Direction:
Reproduce the material in full, unchanged.
BEGIN Records supplied
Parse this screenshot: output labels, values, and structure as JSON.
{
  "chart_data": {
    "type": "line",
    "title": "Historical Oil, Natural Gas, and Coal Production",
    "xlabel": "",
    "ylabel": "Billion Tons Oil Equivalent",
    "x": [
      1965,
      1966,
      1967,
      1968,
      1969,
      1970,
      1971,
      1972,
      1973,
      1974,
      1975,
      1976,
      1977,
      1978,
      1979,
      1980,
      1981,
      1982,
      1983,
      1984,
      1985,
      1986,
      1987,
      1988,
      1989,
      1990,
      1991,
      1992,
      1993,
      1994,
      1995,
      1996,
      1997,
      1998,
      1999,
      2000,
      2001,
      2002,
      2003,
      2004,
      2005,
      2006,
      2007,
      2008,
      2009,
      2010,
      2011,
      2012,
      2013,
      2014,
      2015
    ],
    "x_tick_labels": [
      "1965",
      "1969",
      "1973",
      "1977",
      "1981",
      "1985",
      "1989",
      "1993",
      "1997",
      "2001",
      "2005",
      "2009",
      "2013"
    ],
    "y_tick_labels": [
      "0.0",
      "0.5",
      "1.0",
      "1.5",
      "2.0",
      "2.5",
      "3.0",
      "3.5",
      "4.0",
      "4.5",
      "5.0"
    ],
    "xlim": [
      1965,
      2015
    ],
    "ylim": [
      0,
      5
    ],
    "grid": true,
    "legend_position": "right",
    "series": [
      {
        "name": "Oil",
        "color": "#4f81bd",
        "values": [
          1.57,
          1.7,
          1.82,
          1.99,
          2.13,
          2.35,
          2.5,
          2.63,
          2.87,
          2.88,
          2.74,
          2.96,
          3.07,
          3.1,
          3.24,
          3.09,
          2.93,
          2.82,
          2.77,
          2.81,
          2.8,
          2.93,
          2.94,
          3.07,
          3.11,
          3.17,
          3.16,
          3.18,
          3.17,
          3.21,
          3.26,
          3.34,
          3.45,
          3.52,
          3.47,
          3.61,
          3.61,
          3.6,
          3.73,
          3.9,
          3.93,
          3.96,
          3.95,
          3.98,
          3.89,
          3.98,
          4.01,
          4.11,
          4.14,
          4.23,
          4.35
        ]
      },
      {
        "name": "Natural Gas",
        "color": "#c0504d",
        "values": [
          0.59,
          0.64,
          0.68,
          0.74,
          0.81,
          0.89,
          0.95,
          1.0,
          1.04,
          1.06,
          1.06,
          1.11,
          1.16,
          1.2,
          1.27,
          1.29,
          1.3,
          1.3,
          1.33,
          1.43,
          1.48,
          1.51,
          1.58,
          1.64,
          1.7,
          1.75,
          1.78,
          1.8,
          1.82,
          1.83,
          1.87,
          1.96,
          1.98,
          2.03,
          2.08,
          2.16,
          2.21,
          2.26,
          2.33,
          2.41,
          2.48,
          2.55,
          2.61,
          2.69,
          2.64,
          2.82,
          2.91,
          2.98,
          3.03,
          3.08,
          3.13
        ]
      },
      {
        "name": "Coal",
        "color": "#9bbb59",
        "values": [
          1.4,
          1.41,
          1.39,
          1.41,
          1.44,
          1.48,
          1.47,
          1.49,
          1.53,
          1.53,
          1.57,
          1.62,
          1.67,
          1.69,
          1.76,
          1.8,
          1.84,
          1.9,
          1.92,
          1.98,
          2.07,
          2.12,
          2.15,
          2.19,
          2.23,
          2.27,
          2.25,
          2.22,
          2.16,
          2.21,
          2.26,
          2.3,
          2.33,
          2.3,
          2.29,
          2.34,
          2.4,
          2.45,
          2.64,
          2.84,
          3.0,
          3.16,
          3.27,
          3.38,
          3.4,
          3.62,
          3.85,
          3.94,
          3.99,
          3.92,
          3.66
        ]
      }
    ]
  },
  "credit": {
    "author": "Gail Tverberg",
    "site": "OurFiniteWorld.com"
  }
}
END Records supplied
Answer for the task:
Parse this screenshot: output labels, values, and structure as JSON.
{
  "chart_data": {
    "type": "line",
    "title": "Historical Oil, Natural Gas, and Coal Production",
    "xlabel": "",
    "ylabel": "Billion Tons Oil Equivalent",
    "x": [
      1965,
      1966,
      1967,
      1968,
      1969,
      1970,
      1971,
      1972,
      1973,
      1974,
      1975,
      1976,
      1977,
      1978,
      1979,
      1980,
      1981,
      1982,
      1983,
      1984,
      1985,
      1986,
      1987,
      1988,
      1989,
      1990,
      1991,
      1992,
      1993,
      1994,
      1995,
      1996,
      1997,
      1998,
      1999,
      2000,
      2001,
      2002,
      2003,
      2004,
      2005,
      2006,
      2007,
      2008,
      2009,
      2010,
      2011,
      2012,
      2013,
      2014,
      2015
    ],
    "x_tick_labels": [
      "1965",
      "1969",
      "1973",
      "1977",
      "1981",
      "1985",
      "1989",
      "1993",
      "1997",
      "2001",
      "2005",
      "2009",
      "2013"
    ],
    "y_tick_labels": [
      "0.0",
      "0.5",
      "1.0",
      "1.5",
      "2.0",
      "2.5",
      "3.0",
      "3.5",
      "4.0",
      "4.5",
      "5.0"
    ],
    "xlim": [
      1965,
      2015
    ],
    "ylim": [
      0,
      5
    ],
    "grid": true,
    "legend_position": "right",
    "series": [
      {
        "name": "Oil",
        "color": "#4f81bd",
        "values": [
          1.57,
          1.7,
          1.82,
          1.99,
          2.13,
          2.35,
          2.5,
          2.63,
          2.87,
          2.88,
          2.74,
          2.96,
          3.07,
          3.1,
          3.24,
          3.09,
          2.93,
          2.82,
          2.77,
          2.81,
          2.8,
          2.93,
          2.94,
          3.07,
          3.11,
          3.17,
          3.16,
          3.18,
          3.17,
          3.21,
          3.26,
          3.34,
          3.45,
          3.52,
          3.47,
          3.61,
          3.61,
          3.6,
          3.73,
          3.9,
          3.93,
          3.96,
          3.95,
          3.98,
          3.89,
          3.98,
          4.01,
          4.11,
          4.14,
          4.23,
          4.35
        ]
      },
      {
        "name": "Natural Gas",
        "color": "#c0504d",
        "values": [
          0.59,
          0.64,
          0.68,
          0.74,
          0.81,
          0.89,
          0.95,
          1.0,
          1.04,
          1.06,
          1.06,
          1.11,
          1.16,
          1.2,
          1.27,
          1.29,
          1.3,
          1.3,
          1.33,
          1.43,
          1.48,
          1.51,
          1.58,
          1.64,
          1.7,
          1.75,
          1.78,
          1.8,
          1.82,
          1.83,
          1.87,
          1.96,
          1.98,
          2.03,
          2.08,
          2.16,
          2.21,
          2.26,
          2.33,
          2.41,
          2.48,
          2.55,
          2.61,
          2.69,
          2.64,
          2.82,
          2.91,
          2.98,
          3.03,
          3.08,
          3.13
        ]
      },
      {
        "name": "Coal",
        "color": "#9bbb59",
        "values": [
          1.4,
          1.41,
          1.39,
          1.41,
          1.44,
          1.48,
          1.47,
          1.49,
          1.53,
          1.53,
          1.57,
          1.62,
          1.67,
          1.69,
          1.76,
          1.8,
          1.84,
          1.9,
          1.92,
          1.98,
          2.07,
          2.12,
          2.15,
          2.19,
          2.23,
          2.27,
          2.25,
          2.22,
          2.16,
          2.21,
          2.26,
          2.3,
          2.33,
          2.3,
          2.29,
          2.34,
          2.4,
          2.45,
          2.64,
          2.84,
          3.0,
          3.16,
          3.27,
          3.38,
          3.4,
          3.62,
          3.85,
          3.94,
          3.99,
          3.92,
          3.66
        ]
      }
    ]
  },
  "credit": {
    "author": "Gail Tverberg",
    "site": "OurFiniteWorld.com"
  }
}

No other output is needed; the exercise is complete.